* [What needs to be done]:
Copy out the records word for word, from the start through the line containing "List each element".

* [Extracted information]:
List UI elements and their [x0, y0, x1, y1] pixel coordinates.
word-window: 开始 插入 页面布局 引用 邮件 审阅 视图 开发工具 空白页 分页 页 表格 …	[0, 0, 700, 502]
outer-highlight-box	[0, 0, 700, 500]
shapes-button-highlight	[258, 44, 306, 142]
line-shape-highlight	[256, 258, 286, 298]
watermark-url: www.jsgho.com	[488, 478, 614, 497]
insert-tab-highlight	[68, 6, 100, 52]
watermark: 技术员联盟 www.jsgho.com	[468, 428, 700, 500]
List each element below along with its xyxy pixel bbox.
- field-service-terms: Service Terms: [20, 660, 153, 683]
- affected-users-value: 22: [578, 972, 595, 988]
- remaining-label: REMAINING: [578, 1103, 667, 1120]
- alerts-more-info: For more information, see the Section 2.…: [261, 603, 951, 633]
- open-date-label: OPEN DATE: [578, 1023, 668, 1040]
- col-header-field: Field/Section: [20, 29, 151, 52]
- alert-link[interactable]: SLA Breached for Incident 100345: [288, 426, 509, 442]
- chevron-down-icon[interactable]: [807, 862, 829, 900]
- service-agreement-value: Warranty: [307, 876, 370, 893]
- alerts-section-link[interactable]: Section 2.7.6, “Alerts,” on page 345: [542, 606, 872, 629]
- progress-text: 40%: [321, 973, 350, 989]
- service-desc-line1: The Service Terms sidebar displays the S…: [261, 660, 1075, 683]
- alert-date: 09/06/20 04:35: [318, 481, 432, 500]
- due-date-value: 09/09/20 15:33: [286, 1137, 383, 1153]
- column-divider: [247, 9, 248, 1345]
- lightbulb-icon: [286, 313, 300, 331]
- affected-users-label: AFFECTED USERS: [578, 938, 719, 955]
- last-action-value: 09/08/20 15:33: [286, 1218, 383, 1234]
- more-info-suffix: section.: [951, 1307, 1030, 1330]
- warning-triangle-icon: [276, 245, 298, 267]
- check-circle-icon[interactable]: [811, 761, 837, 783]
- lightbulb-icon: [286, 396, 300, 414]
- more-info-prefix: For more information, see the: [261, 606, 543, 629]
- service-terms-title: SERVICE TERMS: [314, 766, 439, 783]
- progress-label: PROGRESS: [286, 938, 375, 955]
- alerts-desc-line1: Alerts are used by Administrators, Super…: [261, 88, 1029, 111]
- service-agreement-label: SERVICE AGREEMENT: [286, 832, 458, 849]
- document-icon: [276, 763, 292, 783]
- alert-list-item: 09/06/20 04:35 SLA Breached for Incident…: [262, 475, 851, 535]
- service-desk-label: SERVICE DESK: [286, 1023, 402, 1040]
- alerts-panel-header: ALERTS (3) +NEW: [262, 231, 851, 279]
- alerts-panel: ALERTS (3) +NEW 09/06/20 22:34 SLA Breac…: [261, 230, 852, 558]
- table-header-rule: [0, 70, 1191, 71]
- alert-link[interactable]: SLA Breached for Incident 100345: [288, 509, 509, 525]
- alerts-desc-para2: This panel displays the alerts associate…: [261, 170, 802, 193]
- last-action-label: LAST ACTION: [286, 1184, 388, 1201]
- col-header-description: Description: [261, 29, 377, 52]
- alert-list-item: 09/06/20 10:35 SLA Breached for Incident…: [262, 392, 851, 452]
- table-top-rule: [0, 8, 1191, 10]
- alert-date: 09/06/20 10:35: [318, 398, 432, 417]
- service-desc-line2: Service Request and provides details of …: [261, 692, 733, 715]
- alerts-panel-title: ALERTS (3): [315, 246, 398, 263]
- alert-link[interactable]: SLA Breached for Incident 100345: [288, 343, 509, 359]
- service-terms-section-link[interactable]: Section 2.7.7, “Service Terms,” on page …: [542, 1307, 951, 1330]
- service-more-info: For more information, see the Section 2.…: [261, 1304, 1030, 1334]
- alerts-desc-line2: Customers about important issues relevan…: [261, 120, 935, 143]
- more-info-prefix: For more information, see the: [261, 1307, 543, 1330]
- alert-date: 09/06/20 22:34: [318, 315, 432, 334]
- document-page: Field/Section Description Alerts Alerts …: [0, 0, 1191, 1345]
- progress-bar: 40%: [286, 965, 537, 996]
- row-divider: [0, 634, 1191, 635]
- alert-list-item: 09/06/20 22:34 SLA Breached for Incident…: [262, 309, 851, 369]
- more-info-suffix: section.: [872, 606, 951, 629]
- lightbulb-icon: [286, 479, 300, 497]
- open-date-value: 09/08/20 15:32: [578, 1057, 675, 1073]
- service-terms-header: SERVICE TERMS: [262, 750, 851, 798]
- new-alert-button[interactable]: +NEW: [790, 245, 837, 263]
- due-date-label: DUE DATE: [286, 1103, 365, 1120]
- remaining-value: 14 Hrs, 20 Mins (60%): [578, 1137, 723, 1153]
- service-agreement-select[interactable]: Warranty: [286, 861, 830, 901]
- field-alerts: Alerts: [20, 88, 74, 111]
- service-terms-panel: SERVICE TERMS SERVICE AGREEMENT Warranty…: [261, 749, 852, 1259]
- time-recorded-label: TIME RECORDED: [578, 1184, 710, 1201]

* [Exercise answer]:
List UI elements and their [x0, y0, x1, y1] pixel coordinates.
word-window: 开始 插入 页面布局 引用 邮件 审阅 视图 开发工具 空白页 分页 页 表格 …	[0, 0, 700, 502]
outer-highlight-box	[0, 0, 700, 500]
shapes-button-highlight	[258, 44, 306, 142]
line-shape-highlight	[256, 258, 286, 298]
watermark-url: www.jsgho.com	[488, 478, 614, 497]
insert-tab-highlight	[68, 6, 100, 52]
watermark: 技术员联盟 www.jsgho.com	[468, 428, 700, 500]
List each element below along with its xyxy pixel bbox.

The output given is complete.